Work instructions | All of the lines below are to be transcribed faithfully, with pictures excluded from the copy.

* BEGIN *

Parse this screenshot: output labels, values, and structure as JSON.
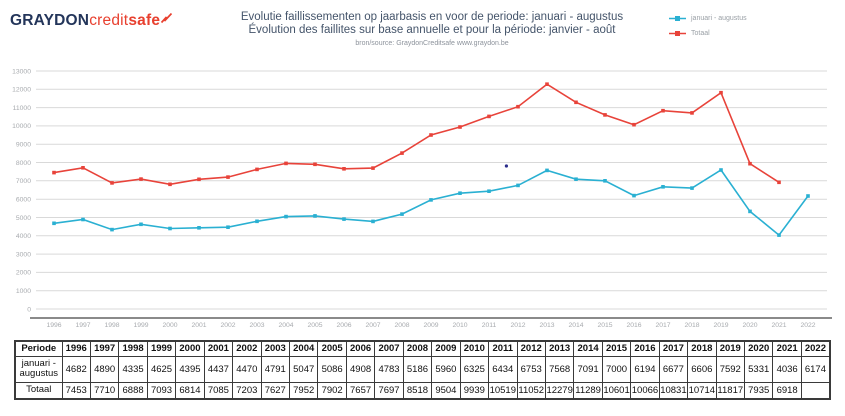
{
  "logo": {
    "graydon": "GRAYDON",
    "credit": "credit",
    "safe": "safe",
    "navy": "#23355a",
    "red": "#e8402f"
  },
  "header": {
    "title_nl": "Evolutie faillissementen op jaarbasis en voor de periode: januari - augustus",
    "title_fr": "Évolution des faillites sur base annuelle et pour la période: janvier - août",
    "source": "bron/source: GraydonCreditsafe www.graydon.be"
  },
  "legend": [
    {
      "label": "januari - augustus",
      "color": "#2ab0d2"
    },
    {
      "label": "Totaal",
      "color": "#e8433a"
    }
  ],
  "chart_data": {
    "type": "line",
    "title": "Evolutie faillissementen op jaarbasis en voor de periode: januari - augustus / Évolution des faillites sur base annuelle et pour la période: janvier - août",
    "x": [
      1996,
      1997,
      1998,
      1999,
      2000,
      2001,
      2002,
      2003,
      2004,
      2005,
      2006,
      2007,
      2008,
      2009,
      2010,
      2011,
      2012,
      2013,
      2014,
      2015,
      2016,
      2017,
      2018,
      2019,
      2020,
      2021,
      2022
    ],
    "series": [
      {
        "name": "januari - augustus",
        "color": "#2ab0d2",
        "values": [
          4682,
          4890,
          4335,
          4625,
          4395,
          4437,
          4470,
          4791,
          5047,
          5086,
          4908,
          4783,
          5186,
          5960,
          6325,
          6434,
          6753,
          7568,
          7091,
          7000,
          6194,
          6677,
          6606,
          7592,
          5331,
          4036,
          6174
        ]
      },
      {
        "name": "Totaal",
        "color": "#e8433a",
        "values": [
          7453,
          7710,
          6888,
          7093,
          6814,
          7085,
          7203,
          7627,
          7952,
          7902,
          7657,
          7697,
          8518,
          9504,
          9939,
          10519,
          11052,
          12279,
          11289,
          10601,
          10066,
          10831,
          10714,
          11817,
          7935,
          6918,
          null
        ]
      }
    ],
    "xlabel": "",
    "ylabel": "",
    "ylim": [
      0,
      13000
    ],
    "ytick_step": 1000,
    "grid": true,
    "legend_position": "top-right",
    "stray_point": {
      "x_year": 2011.6,
      "value": 7810,
      "color": "#2b2e8c"
    }
  },
  "table": {
    "header": [
      "Periode",
      "1996",
      "1997",
      "1998",
      "1999",
      "2000",
      "2001",
      "2002",
      "2003",
      "2004",
      "2005",
      "2006",
      "2007",
      "2008",
      "2009",
      "2010",
      "2011",
      "2012",
      "2013",
      "2014",
      "2015",
      "2016",
      "2017",
      "2018",
      "2019",
      "2020",
      "2021",
      "2022"
    ],
    "rows": [
      {
        "label": "januari - augustus",
        "values": [
          4682,
          4890,
          4335,
          4625,
          4395,
          4437,
          4470,
          4791,
          5047,
          5086,
          4908,
          4783,
          5186,
          5960,
          6325,
          6434,
          6753,
          7568,
          7091,
          7000,
          6194,
          6677,
          6606,
          7592,
          5331,
          4036,
          6174
        ]
      },
      {
        "label": "Totaal",
        "values": [
          7453,
          7710,
          6888,
          7093,
          6814,
          7085,
          7203,
          7627,
          7952,
          7902,
          7657,
          7697,
          8518,
          9504,
          9939,
          10519,
          11052,
          12279,
          11289,
          10601,
          10066,
          10831,
          10714,
          11817,
          7935,
          6918,
          ""
        ]
      }
    ]
  }
}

* END *

Task response |
Parse this screenshot: output labels, values, and structure as JSON.
{
  "logo": {
    "graydon": "GRAYDON",
    "credit": "credit",
    "safe": "safe",
    "navy": "#23355a",
    "red": "#e8402f"
  },
  "header": {
    "title_nl": "Evolutie faillissementen op jaarbasis en voor de periode: januari - augustus",
    "title_fr": "Évolution des faillites sur base annuelle et pour la période: janvier - août",
    "source": "bron/source: GraydonCreditsafe www.graydon.be"
  },
  "legend": [
    {
      "label": "januari - augustus",
      "color": "#2ab0d2"
    },
    {
      "label": "Totaal",
      "color": "#e8433a"
    }
  ],
  "chart_data": {
    "type": "line",
    "title": "Evolutie faillissementen op jaarbasis en voor de periode: januari - augustus / Évolution des faillites sur base annuelle et pour la période: janvier - août",
    "x": [
      1996,
      1997,
      1998,
      1999,
      2000,
      2001,
      2002,
      2003,
      2004,
      2005,
      2006,
      2007,
      2008,
      2009,
      2010,
      2011,
      2012,
      2013,
      2014,
      2015,
      2016,
      2017,
      2018,
      2019,
      2020,
      2021,
      2022
    ],
    "series": [
      {
        "name": "januari - augustus",
        "color": "#2ab0d2",
        "values": [
          4682,
          4890,
          4335,
          4625,
          4395,
          4437,
          4470,
          4791,
          5047,
          5086,
          4908,
          4783,
          5186,
          5960,
          6325,
          6434,
          6753,
          7568,
          7091,
          7000,
          6194,
          6677,
          6606,
          7592,
          5331,
          4036,
          6174
        ]
      },
      {
        "name": "Totaal",
        "color": "#e8433a",
        "values": [
          7453,
          7710,
          6888,
          7093,
          6814,
          7085,
          7203,
          7627,
          7952,
          7902,
          7657,
          7697,
          8518,
          9504,
          9939,
          10519,
          11052,
          12279,
          11289,
          10601,
          10066,
          10831,
          10714,
          11817,
          7935,
          6918,
          null
        ]
      }
    ],
    "xlabel": "",
    "ylabel": "",
    "ylim": [
      0,
      13000
    ],
    "ytick_step": 1000,
    "grid": true,
    "legend_position": "top-right",
    "stray_point": {
      "x_year": 2011.6,
      "value": 7810,
      "color": "#2b2e8c"
    }
  },
  "table": {
    "header": [
      "Periode",
      "1996",
      "1997",
      "1998",
      "1999",
      "2000",
      "2001",
      "2002",
      "2003",
      "2004",
      "2005",
      "2006",
      "2007",
      "2008",
      "2009",
      "2010",
      "2011",
      "2012",
      "2013",
      "2014",
      "2015",
      "2016",
      "2017",
      "2018",
      "2019",
      "2020",
      "2021",
      "2022"
    ],
    "rows": [
      {
        "label": "januari - augustus",
        "values": [
          4682,
          4890,
          4335,
          4625,
          4395,
          4437,
          4470,
          4791,
          5047,
          5086,
          4908,
          4783,
          5186,
          5960,
          6325,
          6434,
          6753,
          7568,
          7091,
          7000,
          6194,
          6677,
          6606,
          7592,
          5331,
          4036,
          6174
        ]
      },
      {
        "label": "Totaal",
        "values": [
          7453,
          7710,
          6888,
          7093,
          6814,
          7085,
          7203,
          7627,
          7952,
          7902,
          7657,
          7697,
          8518,
          9504,
          9939,
          10519,
          11052,
          12279,
          11289,
          10601,
          10066,
          10831,
          10714,
          11817,
          7935,
          6918,
          ""
        ]
      }
    ]
  }
}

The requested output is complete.